Here are some records; return them all exactly.

* * * * *

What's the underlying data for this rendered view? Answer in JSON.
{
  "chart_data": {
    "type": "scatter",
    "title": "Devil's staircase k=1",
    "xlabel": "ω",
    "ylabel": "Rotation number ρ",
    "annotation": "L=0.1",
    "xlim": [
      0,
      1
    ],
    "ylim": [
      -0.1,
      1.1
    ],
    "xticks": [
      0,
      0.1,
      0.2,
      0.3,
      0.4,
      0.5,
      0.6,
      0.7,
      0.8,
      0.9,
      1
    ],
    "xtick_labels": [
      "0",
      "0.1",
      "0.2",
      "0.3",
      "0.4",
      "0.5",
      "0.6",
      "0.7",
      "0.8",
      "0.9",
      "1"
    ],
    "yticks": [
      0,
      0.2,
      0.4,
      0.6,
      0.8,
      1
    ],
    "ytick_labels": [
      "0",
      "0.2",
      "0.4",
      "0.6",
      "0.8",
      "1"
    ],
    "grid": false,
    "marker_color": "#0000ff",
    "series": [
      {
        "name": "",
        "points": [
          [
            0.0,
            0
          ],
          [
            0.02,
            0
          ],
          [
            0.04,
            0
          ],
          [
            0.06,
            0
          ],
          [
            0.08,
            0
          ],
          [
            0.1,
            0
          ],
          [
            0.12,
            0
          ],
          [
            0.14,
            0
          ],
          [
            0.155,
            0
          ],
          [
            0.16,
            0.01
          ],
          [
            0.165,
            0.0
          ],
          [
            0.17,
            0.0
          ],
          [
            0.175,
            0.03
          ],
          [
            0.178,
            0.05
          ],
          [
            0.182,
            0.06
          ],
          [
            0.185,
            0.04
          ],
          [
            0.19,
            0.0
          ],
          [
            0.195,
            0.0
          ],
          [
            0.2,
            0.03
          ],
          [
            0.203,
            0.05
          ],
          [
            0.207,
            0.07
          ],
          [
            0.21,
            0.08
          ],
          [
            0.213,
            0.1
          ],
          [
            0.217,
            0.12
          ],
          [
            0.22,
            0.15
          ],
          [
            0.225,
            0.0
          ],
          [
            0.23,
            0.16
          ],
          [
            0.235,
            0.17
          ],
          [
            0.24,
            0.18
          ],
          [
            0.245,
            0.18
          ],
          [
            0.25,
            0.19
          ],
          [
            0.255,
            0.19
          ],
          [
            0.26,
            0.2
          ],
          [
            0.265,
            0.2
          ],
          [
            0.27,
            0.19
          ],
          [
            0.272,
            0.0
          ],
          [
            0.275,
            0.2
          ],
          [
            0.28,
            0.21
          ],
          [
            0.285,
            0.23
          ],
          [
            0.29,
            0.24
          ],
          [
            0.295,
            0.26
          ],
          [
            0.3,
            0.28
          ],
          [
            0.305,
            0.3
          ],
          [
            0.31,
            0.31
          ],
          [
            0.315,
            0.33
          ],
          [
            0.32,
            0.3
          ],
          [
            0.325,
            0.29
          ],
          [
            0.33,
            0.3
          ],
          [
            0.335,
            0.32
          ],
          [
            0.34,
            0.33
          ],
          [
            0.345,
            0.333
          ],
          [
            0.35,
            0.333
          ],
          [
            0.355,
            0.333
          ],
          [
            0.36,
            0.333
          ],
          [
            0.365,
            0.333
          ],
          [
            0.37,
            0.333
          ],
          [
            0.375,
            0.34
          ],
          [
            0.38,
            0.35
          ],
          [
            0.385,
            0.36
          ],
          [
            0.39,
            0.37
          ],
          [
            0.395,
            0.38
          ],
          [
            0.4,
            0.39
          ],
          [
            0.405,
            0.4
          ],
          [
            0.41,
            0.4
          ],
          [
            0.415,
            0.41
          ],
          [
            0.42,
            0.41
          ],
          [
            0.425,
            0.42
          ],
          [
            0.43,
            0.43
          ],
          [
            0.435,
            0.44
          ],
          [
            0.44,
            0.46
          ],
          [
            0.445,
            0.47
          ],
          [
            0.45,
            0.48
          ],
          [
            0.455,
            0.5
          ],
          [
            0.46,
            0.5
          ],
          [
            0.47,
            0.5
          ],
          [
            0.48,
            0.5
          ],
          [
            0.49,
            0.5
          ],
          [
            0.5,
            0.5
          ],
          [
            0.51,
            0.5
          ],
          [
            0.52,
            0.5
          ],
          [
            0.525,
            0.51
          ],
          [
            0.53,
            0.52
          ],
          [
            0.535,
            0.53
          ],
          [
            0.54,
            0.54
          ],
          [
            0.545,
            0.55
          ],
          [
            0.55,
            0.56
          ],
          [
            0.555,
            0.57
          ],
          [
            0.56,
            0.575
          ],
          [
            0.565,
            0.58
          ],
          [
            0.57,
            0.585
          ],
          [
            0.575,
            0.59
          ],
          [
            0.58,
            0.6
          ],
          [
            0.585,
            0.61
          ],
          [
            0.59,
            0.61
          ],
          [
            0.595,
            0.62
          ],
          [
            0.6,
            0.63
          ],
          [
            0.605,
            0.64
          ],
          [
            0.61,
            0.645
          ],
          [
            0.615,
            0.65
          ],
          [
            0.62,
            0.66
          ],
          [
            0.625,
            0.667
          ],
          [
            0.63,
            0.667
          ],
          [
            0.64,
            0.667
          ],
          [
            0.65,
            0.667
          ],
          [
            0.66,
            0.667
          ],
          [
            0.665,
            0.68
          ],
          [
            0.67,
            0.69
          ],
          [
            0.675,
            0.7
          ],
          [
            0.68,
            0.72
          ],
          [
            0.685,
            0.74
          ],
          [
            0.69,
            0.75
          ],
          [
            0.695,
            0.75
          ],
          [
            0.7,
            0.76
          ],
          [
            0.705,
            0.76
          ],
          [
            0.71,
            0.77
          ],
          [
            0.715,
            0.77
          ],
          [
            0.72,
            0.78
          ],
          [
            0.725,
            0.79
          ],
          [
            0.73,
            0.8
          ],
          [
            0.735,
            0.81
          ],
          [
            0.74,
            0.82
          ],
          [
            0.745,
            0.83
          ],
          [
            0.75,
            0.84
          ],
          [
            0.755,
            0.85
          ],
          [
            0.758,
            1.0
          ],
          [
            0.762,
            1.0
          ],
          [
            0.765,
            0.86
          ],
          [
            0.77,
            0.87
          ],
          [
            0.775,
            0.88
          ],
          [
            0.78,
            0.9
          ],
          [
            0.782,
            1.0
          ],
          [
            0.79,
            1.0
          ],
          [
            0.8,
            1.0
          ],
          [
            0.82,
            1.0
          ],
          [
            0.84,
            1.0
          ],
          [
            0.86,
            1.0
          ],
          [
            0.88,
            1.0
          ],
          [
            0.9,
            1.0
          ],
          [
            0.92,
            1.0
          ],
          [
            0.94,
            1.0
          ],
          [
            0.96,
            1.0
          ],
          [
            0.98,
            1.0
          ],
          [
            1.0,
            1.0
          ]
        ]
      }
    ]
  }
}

* * * * *

### ANSWER
What's the underlying data for this rendered view? Answer in JSON.
{
  "chart_data": {
    "type": "scatter",
    "title": "Devil's staircase k=1",
    "xlabel": "ω",
    "ylabel": "Rotation number ρ",
    "annotation": "L=0.1",
    "xlim": [
      0,
      1
    ],
    "ylim": [
      -0.1,
      1.1
    ],
    "xticks": [
      0,
      0.1,
      0.2,
      0.3,
      0.4,
      0.5,
      0.6,
      0.7,
      0.8,
      0.9,
      1
    ],
    "xtick_labels": [
      "0",
      "0.1",
      "0.2",
      "0.3",
      "0.4",
      "0.5",
      "0.6",
      "0.7",
      "0.8",
      "0.9",
      "1"
    ],
    "yticks": [
      0,
      0.2,
      0.4,
      0.6,
      0.8,
      1
    ],
    "ytick_labels": [
      "0",
      "0.2",
      "0.4",
      "0.6",
      "0.8",
      "1"
    ],
    "grid": false,
    "marker_color": "#0000ff",
    "series": [
      {
        "name": "",
        "points": [
          [
            0.0,
            0
          ],
          [
            0.02,
            0
          ],
          [
            0.04,
            0
          ],
          [
            0.06,
            0
          ],
          [
            0.08,
            0
          ],
          [
            0.1,
            0
          ],
          [
            0.12,
            0
          ],
          [
            0.14,
            0
          ],
          [
            0.155,
            0
          ],
          [
            0.16,
            0.01
          ],
          [
            0.165,
            0.0
          ],
          [
            0.17,
            0.0
          ],
          [
            0.175,
            0.03
          ],
          [
            0.178,
            0.05
          ],
          [
            0.182,
            0.06
          ],
          [
            0.185,
            0.04
          ],
          [
            0.19,
            0.0
          ],
          [
            0.195,
            0.0
          ],
          [
            0.2,
            0.03
          ],
          [
            0.203,
            0.05
          ],
          [
            0.207,
            0.07
          ],
          [
            0.21,
            0.08
          ],
          [
            0.213,
            0.1
          ],
          [
            0.217,
            0.12
          ],
          [
            0.22,
            0.15
          ],
          [
            0.225,
            0.0
          ],
          [
            0.23,
            0.16
          ],
          [
            0.235,
            0.17
          ],
          [
            0.24,
            0.18
          ],
          [
            0.245,
            0.18
          ],
          [
            0.25,
            0.19
          ],
          [
            0.255,
            0.19
          ],
          [
            0.26,
            0.2
          ],
          [
            0.265,
            0.2
          ],
          [
            0.27,
            0.19
          ],
          [
            0.272,
            0.0
          ],
          [
            0.275,
            0.2
          ],
          [
            0.28,
            0.21
          ],
          [
            0.285,
            0.23
          ],
          [
            0.29,
            0.24
          ],
          [
            0.295,
            0.26
          ],
          [
            0.3,
            0.28
          ],
          [
            0.305,
            0.3
          ],
          [
            0.31,
            0.31
          ],
          [
            0.315,
            0.33
          ],
          [
            0.32,
            0.3
          ],
          [
            0.325,
            0.29
          ],
          [
            0.33,
            0.3
          ],
          [
            0.335,
            0.32
          ],
          [
            0.34,
            0.33
          ],
          [
            0.345,
            0.333
          ],
          [
            0.35,
            0.333
          ],
          [
            0.355,
            0.333
          ],
          [
            0.36,
            0.333
          ],
          [
            0.365,
            0.333
          ],
          [
            0.37,
            0.333
          ],
          [
            0.375,
            0.34
          ],
          [
            0.38,
            0.35
          ],
          [
            0.385,
            0.36
          ],
          [
            0.39,
            0.37
          ],
          [
            0.395,
            0.38
          ],
          [
            0.4,
            0.39
          ],
          [
            0.405,
            0.4
          ],
          [
            0.41,
            0.4
          ],
          [
            0.415,
            0.41
          ],
          [
            0.42,
            0.41
          ],
          [
            0.425,
            0.42
          ],
          [
            0.43,
            0.43
          ],
          [
            0.435,
            0.44
          ],
          [
            0.44,
            0.46
          ],
          [
            0.445,
            0.47
          ],
          [
            0.45,
            0.48
          ],
          [
            0.455,
            0.5
          ],
          [
            0.46,
            0.5
          ],
          [
            0.47,
            0.5
          ],
          [
            0.48,
            0.5
          ],
          [
            0.49,
            0.5
          ],
          [
            0.5,
            0.5
          ],
          [
            0.51,
            0.5
          ],
          [
            0.52,
            0.5
          ],
          [
            0.525,
            0.51
          ],
          [
            0.53,
            0.52
          ],
          [
            0.535,
            0.53
          ],
          [
            0.54,
            0.54
          ],
          [
            0.545,
            0.55
          ],
          [
            0.55,
            0.56
          ],
          [
            0.555,
            0.57
          ],
          [
            0.56,
            0.575
          ],
          [
            0.565,
            0.58
          ],
          [
            0.57,
            0.585
          ],
          [
            0.575,
            0.59
          ],
          [
            0.58,
            0.6
          ],
          [
            0.585,
            0.61
          ],
          [
            0.59,
            0.61
          ],
          [
            0.595,
            0.62
          ],
          [
            0.6,
            0.63
          ],
          [
            0.605,
            0.64
          ],
          [
            0.61,
            0.645
          ],
          [
            0.615,
            0.65
          ],
          [
            0.62,
            0.66
          ],
          [
            0.625,
            0.667
          ],
          [
            0.63,
            0.667
          ],
          [
            0.64,
            0.667
          ],
          [
            0.65,
            0.667
          ],
          [
            0.66,
            0.667
          ],
          [
            0.665,
            0.68
          ],
          [
            0.67,
            0.69
          ],
          [
            0.675,
            0.7
          ],
          [
            0.68,
            0.72
          ],
          [
            0.685,
            0.74
          ],
          [
            0.69,
            0.75
          ],
          [
            0.695,
            0.75
          ],
          [
            0.7,
            0.76
          ],
          [
            0.705,
            0.76
          ],
          [
            0.71,
            0.77
          ],
          [
            0.715,
            0.77
          ],
          [
            0.72,
            0.78
          ],
          [
            0.725,
            0.79
          ],
          [
            0.73,
            0.8
          ],
          [
            0.735,
            0.81
          ],
          [
            0.74,
            0.82
          ],
          [
            0.745,
            0.83
          ],
          [
            0.75,
            0.84
          ],
          [
            0.755,
            0.85
          ],
          [
            0.758,
            1.0
          ],
          [
            0.762,
            1.0
          ],
          [
            0.765,
            0.86
          ],
          [
            0.77,
            0.87
          ],
          [
            0.775,
            0.88
          ],
          [
            0.78,
            0.9
          ],
          [
            0.782,
            1.0
          ],
          [
            0.79,
            1.0
          ],
          [
            0.8,
            1.0
          ],
          [
            0.82,
            1.0
          ],
          [
            0.84,
            1.0
          ],
          [
            0.86,
            1.0
          ],
          [
            0.88,
            1.0
          ],
          [
            0.9,
            1.0
          ],
          [
            0.92,
            1.0
          ],
          [
            0.94,
            1.0
          ],
          [
            0.96,
            1.0
          ],
          [
            0.98,
            1.0
          ],
          [
            1.0,
            1.0
          ]
        ]
      }
    ]
  }
}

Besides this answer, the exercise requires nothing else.